Records from a collection:
○ ○ ○ ○ ○
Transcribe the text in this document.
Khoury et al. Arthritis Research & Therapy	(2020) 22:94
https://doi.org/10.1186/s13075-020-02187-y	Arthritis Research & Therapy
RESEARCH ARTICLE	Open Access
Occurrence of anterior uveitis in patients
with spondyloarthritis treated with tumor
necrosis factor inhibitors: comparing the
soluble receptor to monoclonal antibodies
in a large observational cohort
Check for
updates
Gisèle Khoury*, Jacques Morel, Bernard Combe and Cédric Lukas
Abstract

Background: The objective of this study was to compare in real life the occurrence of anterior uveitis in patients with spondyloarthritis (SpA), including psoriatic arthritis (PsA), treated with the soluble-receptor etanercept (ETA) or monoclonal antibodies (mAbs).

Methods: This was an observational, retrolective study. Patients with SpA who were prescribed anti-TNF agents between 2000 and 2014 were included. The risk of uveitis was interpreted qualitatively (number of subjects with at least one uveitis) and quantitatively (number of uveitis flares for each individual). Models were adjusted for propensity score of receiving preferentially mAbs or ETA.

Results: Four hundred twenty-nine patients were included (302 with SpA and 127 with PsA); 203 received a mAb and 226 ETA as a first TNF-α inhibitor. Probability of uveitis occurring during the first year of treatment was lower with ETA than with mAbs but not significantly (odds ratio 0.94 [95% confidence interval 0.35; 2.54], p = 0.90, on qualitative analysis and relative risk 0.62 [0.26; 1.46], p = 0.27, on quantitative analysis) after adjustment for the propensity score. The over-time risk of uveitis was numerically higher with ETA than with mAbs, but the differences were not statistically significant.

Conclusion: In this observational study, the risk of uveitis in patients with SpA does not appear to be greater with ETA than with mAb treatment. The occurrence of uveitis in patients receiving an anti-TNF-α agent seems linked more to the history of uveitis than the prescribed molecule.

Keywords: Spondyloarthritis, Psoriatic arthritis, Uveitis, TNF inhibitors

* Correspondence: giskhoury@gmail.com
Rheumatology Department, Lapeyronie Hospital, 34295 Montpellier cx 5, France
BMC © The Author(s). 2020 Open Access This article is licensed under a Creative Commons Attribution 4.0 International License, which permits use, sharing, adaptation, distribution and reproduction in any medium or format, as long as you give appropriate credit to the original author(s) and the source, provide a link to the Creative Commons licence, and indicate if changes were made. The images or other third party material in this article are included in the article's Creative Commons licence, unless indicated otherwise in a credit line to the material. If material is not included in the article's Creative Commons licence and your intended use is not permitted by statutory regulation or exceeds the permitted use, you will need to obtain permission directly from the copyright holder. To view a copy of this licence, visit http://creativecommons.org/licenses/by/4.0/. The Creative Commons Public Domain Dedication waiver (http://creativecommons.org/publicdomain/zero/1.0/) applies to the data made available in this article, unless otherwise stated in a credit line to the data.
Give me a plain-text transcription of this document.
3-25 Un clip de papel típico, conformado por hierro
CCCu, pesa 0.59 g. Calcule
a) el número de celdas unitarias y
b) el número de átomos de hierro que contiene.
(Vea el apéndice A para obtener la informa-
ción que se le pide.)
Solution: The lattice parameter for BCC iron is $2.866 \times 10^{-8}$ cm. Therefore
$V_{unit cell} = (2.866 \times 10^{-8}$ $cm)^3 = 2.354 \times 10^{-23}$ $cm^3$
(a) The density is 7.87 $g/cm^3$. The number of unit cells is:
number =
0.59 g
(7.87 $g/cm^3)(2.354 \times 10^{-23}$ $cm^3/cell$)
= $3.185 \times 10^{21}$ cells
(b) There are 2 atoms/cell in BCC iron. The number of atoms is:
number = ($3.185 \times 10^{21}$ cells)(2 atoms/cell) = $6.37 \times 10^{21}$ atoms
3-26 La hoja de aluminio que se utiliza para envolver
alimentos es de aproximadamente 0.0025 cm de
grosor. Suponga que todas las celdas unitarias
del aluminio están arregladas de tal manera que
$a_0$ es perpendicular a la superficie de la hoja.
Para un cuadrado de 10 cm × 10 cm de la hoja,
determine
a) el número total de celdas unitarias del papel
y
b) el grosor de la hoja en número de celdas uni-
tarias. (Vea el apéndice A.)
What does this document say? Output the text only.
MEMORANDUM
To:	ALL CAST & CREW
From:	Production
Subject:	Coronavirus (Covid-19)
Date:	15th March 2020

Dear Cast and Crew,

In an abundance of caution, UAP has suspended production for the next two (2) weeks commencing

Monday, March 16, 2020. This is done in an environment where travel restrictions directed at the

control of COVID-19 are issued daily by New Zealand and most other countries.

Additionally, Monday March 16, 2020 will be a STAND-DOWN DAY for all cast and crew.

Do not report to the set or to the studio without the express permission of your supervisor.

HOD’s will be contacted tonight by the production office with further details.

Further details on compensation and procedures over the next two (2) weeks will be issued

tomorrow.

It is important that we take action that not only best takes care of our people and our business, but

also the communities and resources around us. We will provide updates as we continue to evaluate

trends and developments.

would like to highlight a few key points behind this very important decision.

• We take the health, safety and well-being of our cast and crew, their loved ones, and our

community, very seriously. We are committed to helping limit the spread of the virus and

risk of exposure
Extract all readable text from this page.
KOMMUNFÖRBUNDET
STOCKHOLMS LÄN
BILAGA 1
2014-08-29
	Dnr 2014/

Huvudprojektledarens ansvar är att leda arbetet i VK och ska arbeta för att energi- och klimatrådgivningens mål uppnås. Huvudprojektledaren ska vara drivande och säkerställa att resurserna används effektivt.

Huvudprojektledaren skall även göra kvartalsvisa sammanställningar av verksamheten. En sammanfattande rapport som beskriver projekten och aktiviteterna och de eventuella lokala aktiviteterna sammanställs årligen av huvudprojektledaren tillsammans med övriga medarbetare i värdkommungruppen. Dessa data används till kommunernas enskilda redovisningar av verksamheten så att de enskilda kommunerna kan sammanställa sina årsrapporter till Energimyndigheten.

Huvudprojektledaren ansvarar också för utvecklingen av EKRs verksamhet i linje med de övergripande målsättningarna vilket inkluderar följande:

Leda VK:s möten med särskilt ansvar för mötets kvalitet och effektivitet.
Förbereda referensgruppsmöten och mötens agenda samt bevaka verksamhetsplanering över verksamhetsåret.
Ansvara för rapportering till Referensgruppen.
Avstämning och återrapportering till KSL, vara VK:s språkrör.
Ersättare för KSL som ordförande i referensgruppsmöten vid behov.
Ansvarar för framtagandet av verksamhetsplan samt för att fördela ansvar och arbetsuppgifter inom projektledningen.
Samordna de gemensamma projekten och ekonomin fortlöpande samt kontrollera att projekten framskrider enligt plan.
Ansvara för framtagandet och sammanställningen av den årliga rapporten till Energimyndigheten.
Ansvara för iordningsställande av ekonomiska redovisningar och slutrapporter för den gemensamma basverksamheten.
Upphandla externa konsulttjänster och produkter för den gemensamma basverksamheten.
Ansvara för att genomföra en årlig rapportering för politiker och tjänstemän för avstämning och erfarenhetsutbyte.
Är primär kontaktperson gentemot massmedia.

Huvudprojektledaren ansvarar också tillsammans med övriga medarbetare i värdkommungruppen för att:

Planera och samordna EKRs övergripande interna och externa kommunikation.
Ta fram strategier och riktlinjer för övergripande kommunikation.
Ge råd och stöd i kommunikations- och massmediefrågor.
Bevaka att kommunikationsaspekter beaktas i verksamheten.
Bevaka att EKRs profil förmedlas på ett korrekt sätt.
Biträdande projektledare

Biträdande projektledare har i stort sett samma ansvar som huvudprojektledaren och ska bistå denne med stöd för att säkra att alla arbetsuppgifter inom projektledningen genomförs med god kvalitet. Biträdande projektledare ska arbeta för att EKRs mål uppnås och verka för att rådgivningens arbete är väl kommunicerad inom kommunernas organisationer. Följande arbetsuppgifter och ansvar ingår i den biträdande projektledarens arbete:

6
○ ○ ○ ○ ○
EXERCISE INSTRUCTIONS:
Your task is to copy each line of the entries that includes the word "Therapy".

WRITTEN REPLY:
Khoury et al. Arthritis Research & Therapy	(2020) 22:94
https://doi.org/10.1186/s13075-020-02187-y	Arthritis Research & Therapy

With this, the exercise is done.